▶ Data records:
[BEGIN]

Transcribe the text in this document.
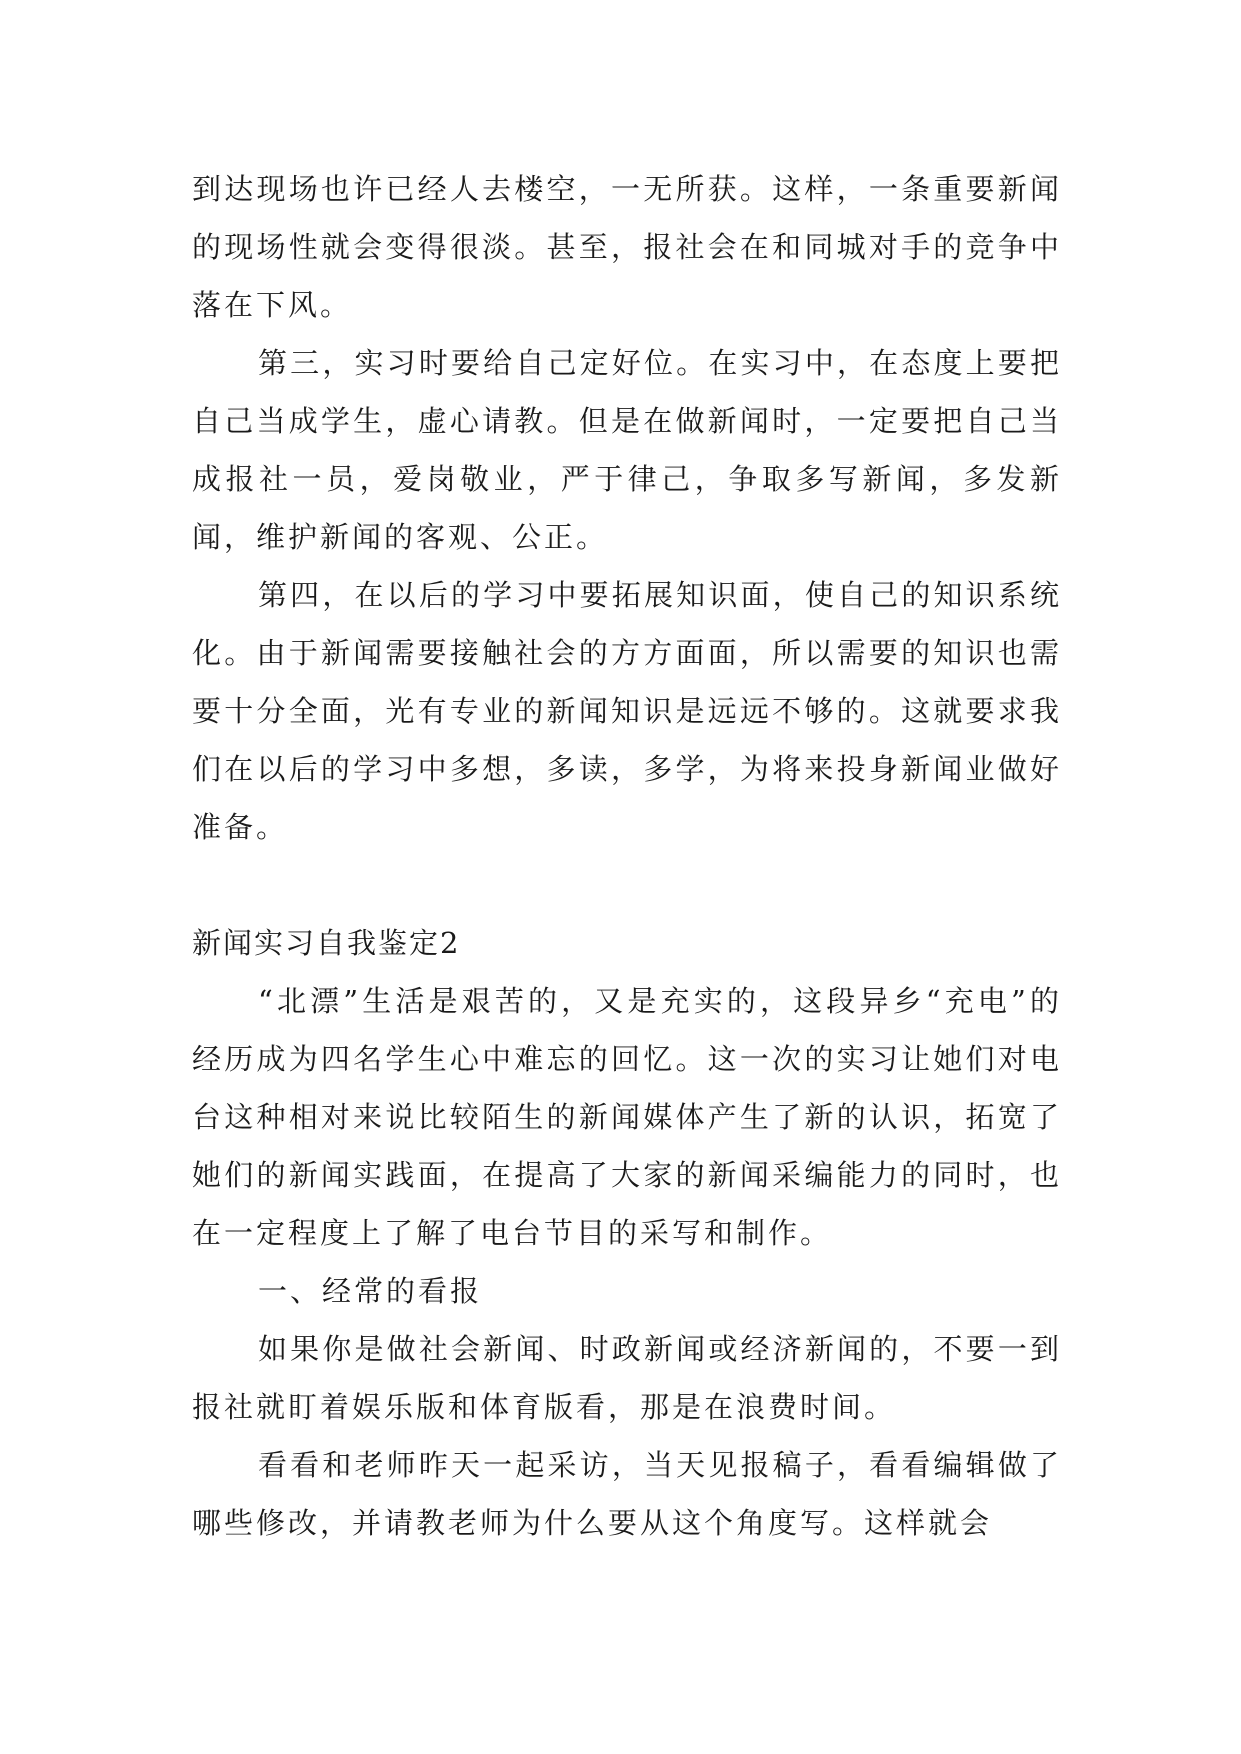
到达现场也许已经人去楼空，一无所获。这样，一条重要新闻的现场性就会变得很淡。甚至，报社会在和同城对手的竞争中落在下风。

第三，实习时要给自己定好位。在实习中，在态度上要把自己当成学生，虚心请教。但是在做新闻时，一定要把自己当成报社一员，爱岗敬业，严于律己，争取多写新闻，多发新闻，维护新闻的客观、公正。

第四，在以后的学习中要拓展知识面，使自己的知识系统化。由于新闻需要接触社会的方方面面，所以需要的知识也需要十分全面，光有专业的新闻知识是远远不够的。这就要求我们在以后的学习中多想，多读，多学，为将来投身新闻业做好准备。

新闻实习自我鉴定2

“北漂”生活是艰苦的，又是充实的，这段异乡“充电”的经历成为四名学生心中难忘的回忆。这一次的实习让她们对电台这种相对来说比较陌生的新闻媒体产生了新的认识，拓宽了她们的新闻实践面，在提高了大家的新闻采编能力的同时，也在一定程度上了解了电台节目的采写和制作。

一、经常的看报

如果你是做社会新闻、时政新闻或经济新闻的，不要一到报社就盯着娱乐版和体育版看，那是在浪费时间。

看看和老师昨天一起采访，当天见报稿子，看看编辑做了哪些修改，并请教老师为什么要从这个角度写。这样就会
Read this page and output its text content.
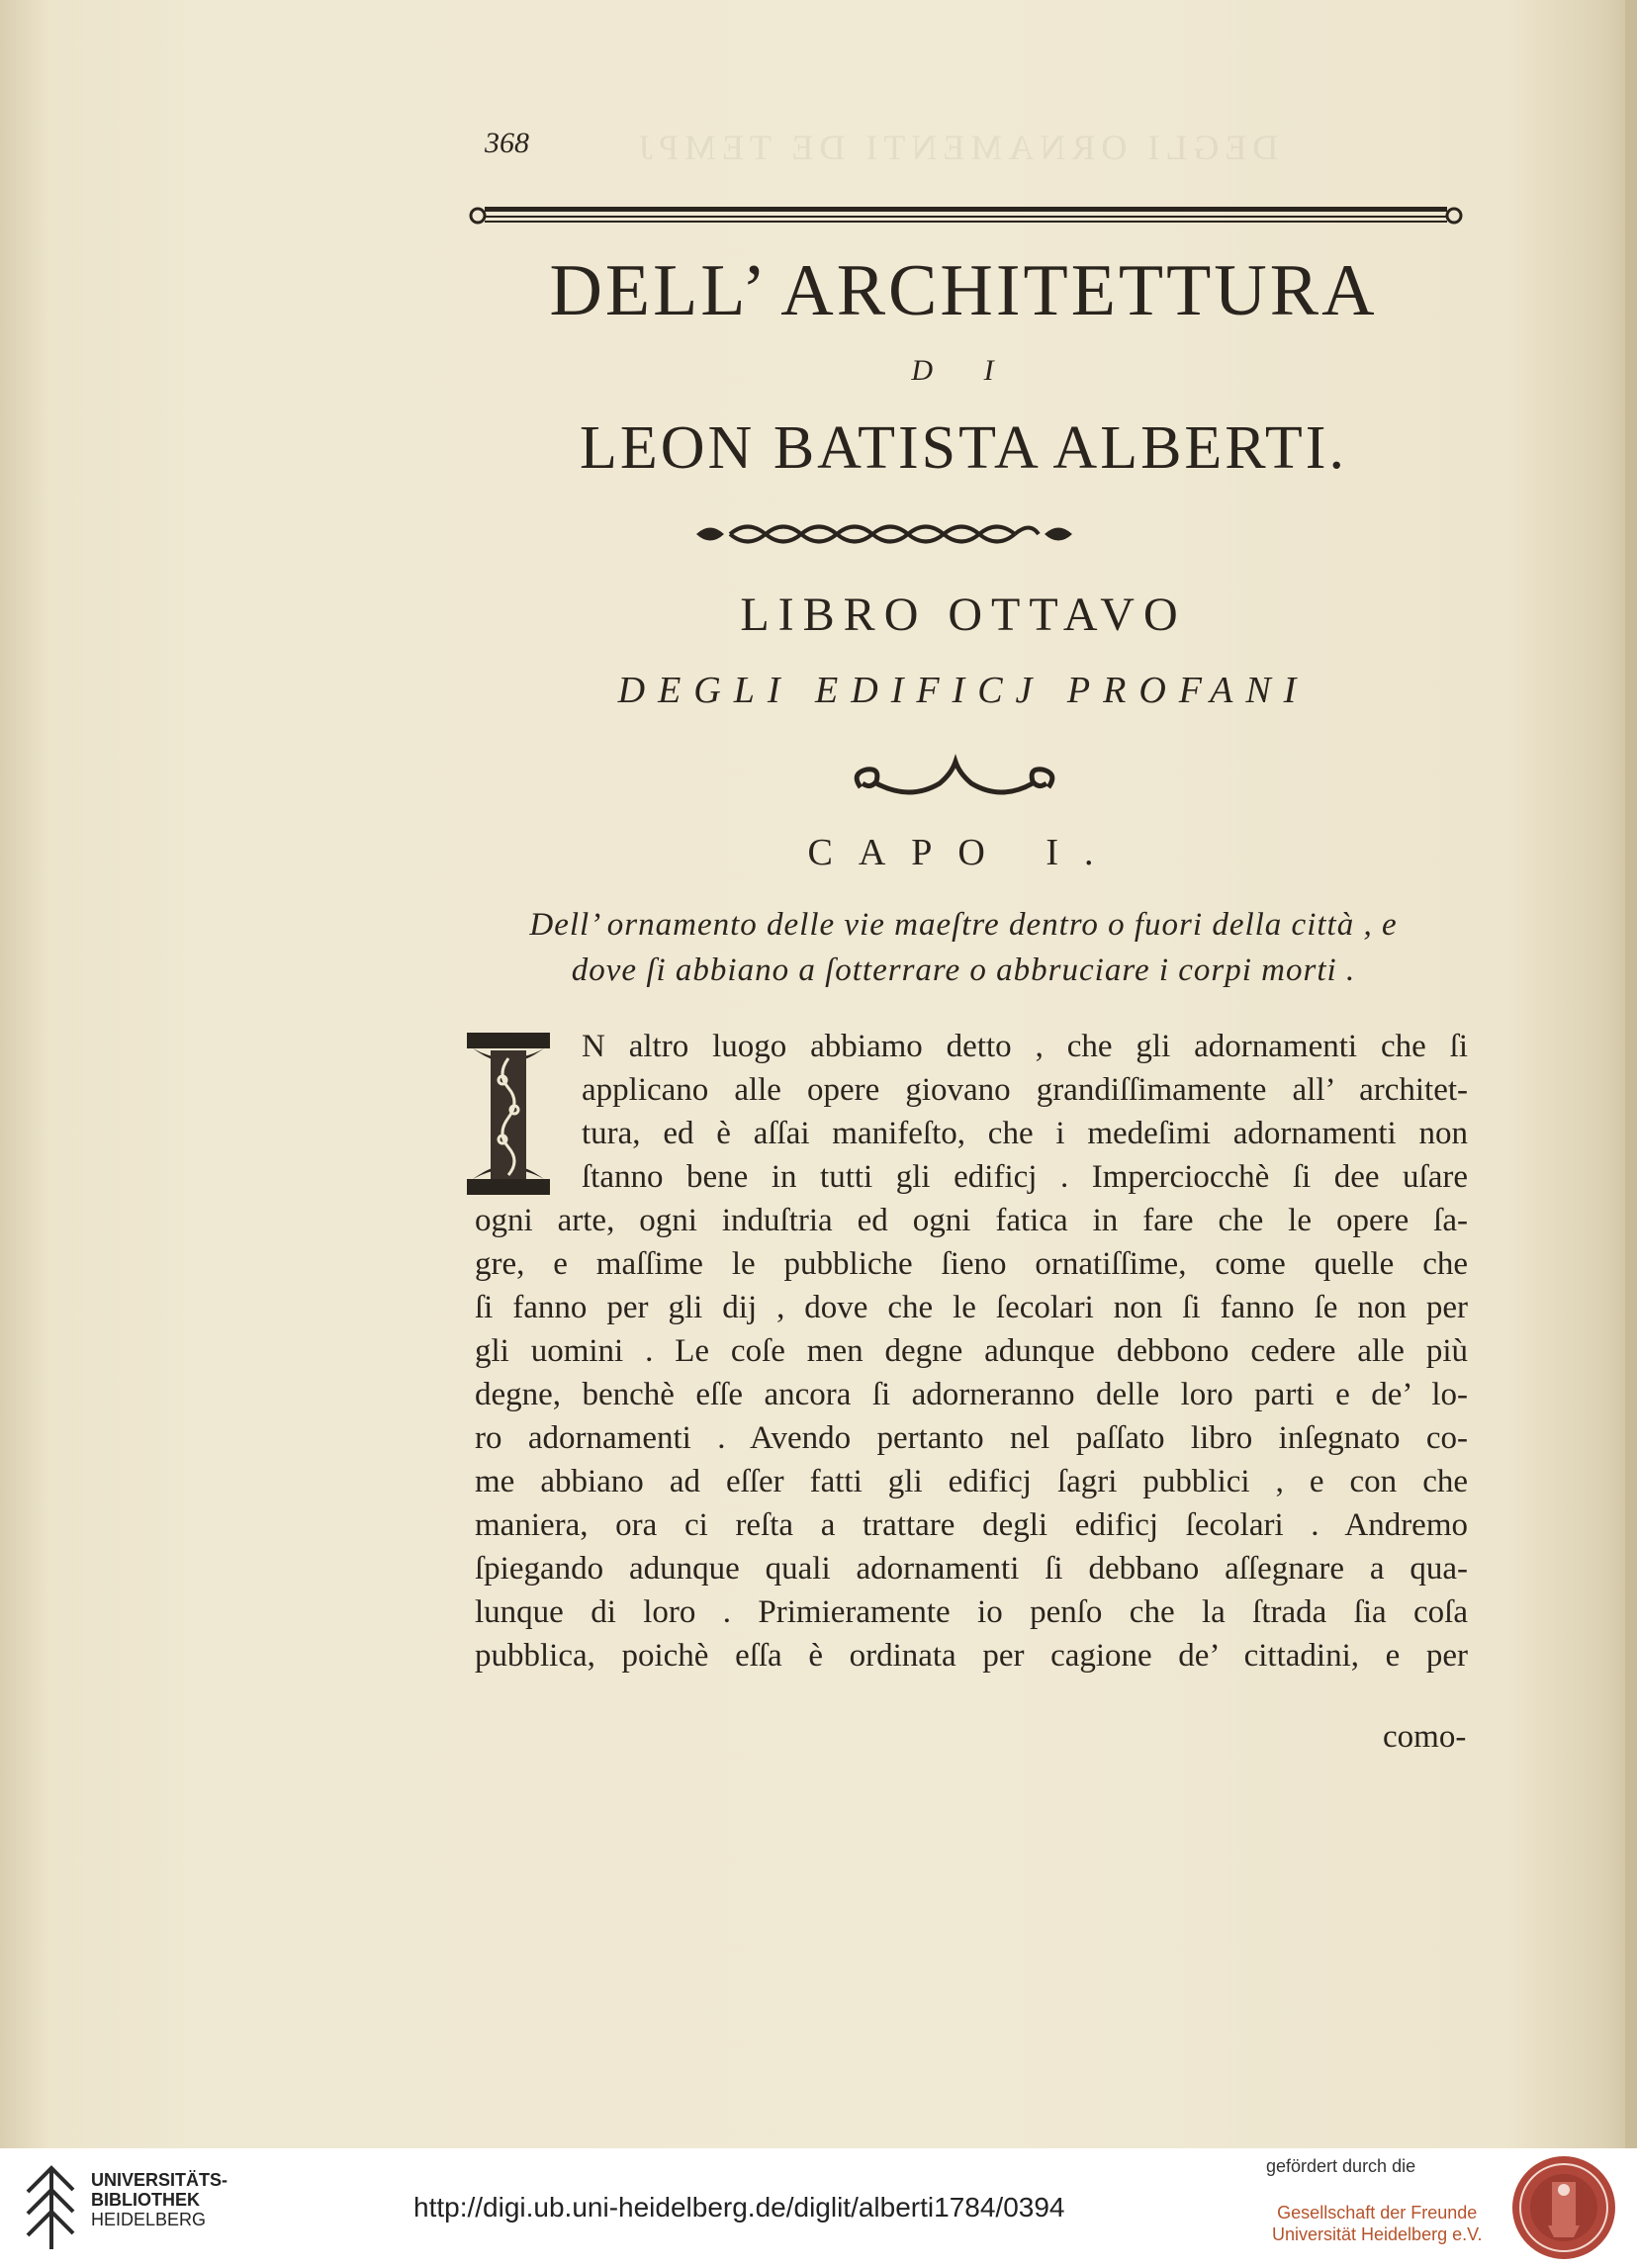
DEGLI ORNAMENTI DE TEMPJ
368
DELL’ ARCHITETTURA
D I
LEON BATISTA ALBERTI.
LIBRO OTTAVO
DEGLI EDIFICJ PROFANI
CAPO I.
Dell’ ornamento delle vie maeſtre dentro o fuori della città , e
dove ſi abbiano a ſotterrare o abbruciare i corpi morti .
N altro luogo abbiamo detto , che gli adornamenti che ſi
applicano alle opere giovano grandiſſimamente all’ architet-
tura, ed è aſſai manifeſto, che i medeſimi adornamenti non
ſtanno bene in tutti gli edificj . Imperciocchè ſi dee uſare
ogni arte, ogni induſtria ed ogni fatica in fare che le opere ſa-
gre, e maſſime le pubbliche ſieno ornatiſſime, come quelle che
ſi fanno per gli dij , dove che le ſecolari non ſi fanno ſe non per
gli uomini . Le coſe men degne adunque debbono cedere alle più
degne, benchè eſſe ancora ſi adorneranno delle loro parti e de’ lo-
ro adornamenti . Avendo pertanto nel paſſato libro inſegnato co-
me abbiano ad eſſer fatti gli edificj ſagri pubblici , e con che
maniera, ora ci reſta a trattare degli edificj ſecolari . Andremo
ſpiegando adunque quali adornamenti ſi debbano aſſegnare a qua-
lunque di loro . Primieramente io penſo che la ſtrada ſia coſa
pubblica, poichè eſſa è ordinata per cagione de’ cittadini, e per
como-
UNIVERSITÄTS-
BIBLIOTHEK
HEIDELBERG	http://digi.ub.uni-heidelberg.de/diglit/alberti1784/0394
gefördert durch die
Gesellschaft der Freunde
Universität Heidelberg e.V.
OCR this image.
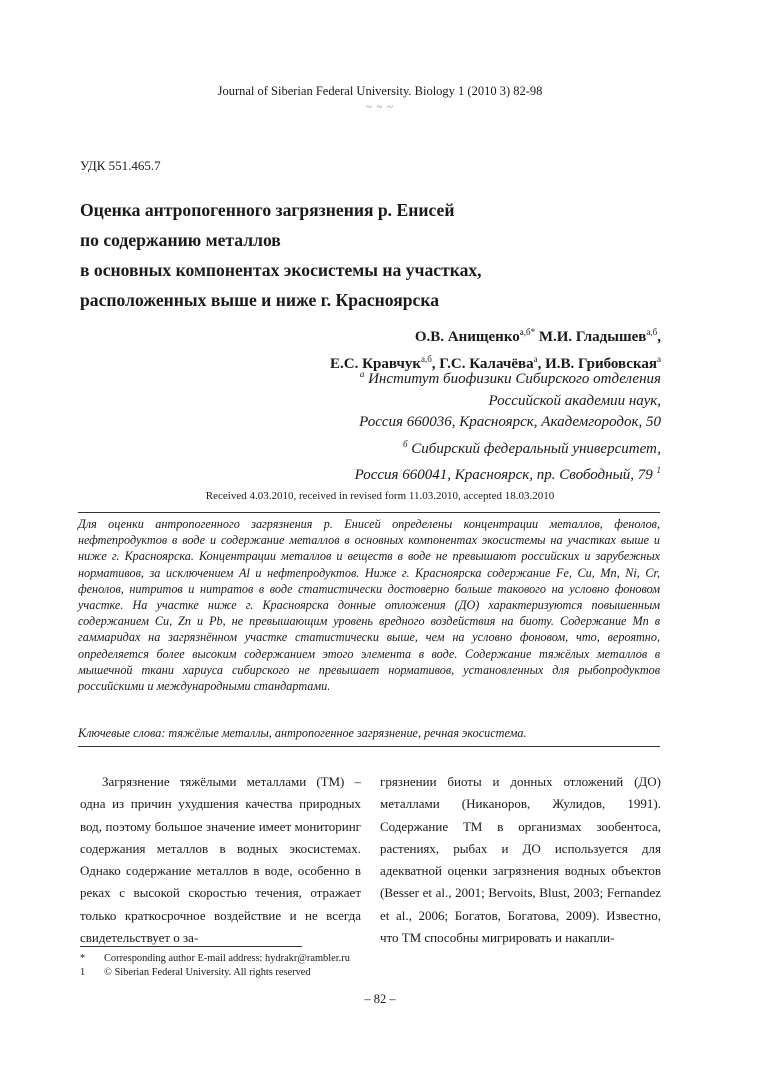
Journal of Siberian Federal University. Biology 1 (2010 3) 82-98
~ ~ ~
УДК 551.465.7
Оценка антропогенного загрязнения р. Енисей
по содержанию металлов
в основных компонентах экосистемы на участках,
расположенных выше и ниже г. Красноярска
О.В. Анищенко$^{а,б*}$ М.И. Гладышев$^{а,б}$,
Е.С. Кравчук$^{а,б}$, Г.С. Калачёва$^а$, И.В. Грибовская$^а$
$^а$ Институт биофизики Сибирского отделения
Российской академии наук,
Россия 660036, Красноярск, Академгородок, 50
$^б$ Сибирский федеральный университет,
Россия 660041, Красноярск, пр. Свободный, 79 $^1$
Received 4.03.2010, received in revised form 11.03.2010, accepted 18.03.2010

Для оценки антропогенного загрязнения р. Енисей определены концентрации металлов, фенолов, нефтепродуктов в воде и содержание металлов в основных компонентах экосистемы на участках выше и ниже г. Красноярска. Концентрации металлов и веществ в воде не превышают российских и зарубежных нормативов, за исключением Al и нефтепродуктов. Ниже г. Красноярска содержание Fe, Cu, Mn, Ni, Cr, фенолов, нитритов и нитратов в воде статистически достоверно больше таковогo на условно фоновом участке. На участке ниже г. Красноярска донные отложения (ДО) характеризуются повышенным содержанием Cu, Zn и Pb, не превышающим уровень вредного воздействия на биоту. Содержание Mn в гаммаридах на загрязнённом участке статистически выше, чем на условно фоновом, что, вероятно, определяется более высоким содержанием этого элемента в воде. Содержание тяжёлых металлов в мышечной ткани хариуса сибирского не превышает нормативов, установленных для рыбопродуктов российскими и международными стандартами.

Ключевые слова: тяжёлые металлы, антропогенное загрязнение, речная экосистема.

Загрязнение тяжёлыми металлами (ТМ) – одна из причин ухудшения качества природных вод, поэтому большое значение имеет мониторинг содержания металлов в водных экосистемах. Однако содержание металлов в воде, особенно в реках с высокой скоростью течения, отражает только краткосрочное воздействие и не всегда свидетельствует о за-

грязнении биоты и донных отложений (ДО) металлами (Никаноров, Жулидов, 1991). Содержание ТМ в организмах зообентоса, растениях, рыбах и ДО используется для адекватной оценки загрязнения водных объектов (Besser et al., 2001; Bervoits, Blust, 2003; Fernandez et al., 2006; Богатов, Богатова, 2009). Известно, что ТМ способны мигрировать и накапли-

*	Corresponding author E-mail address: hydrakr@rambler.ru
1	© Siberian Federal University. All rights reserved
– 82 –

[END]

▶ Challenge:
Lines of the material that contain the word "ſecolari" are to be gathered.

▶ Output:
ſi fanno per gli dij , dove che le ſecolari non ſi fanno ſe non per
maniera, ora ci reſta a trattare degli edificj ſecolari . Andremo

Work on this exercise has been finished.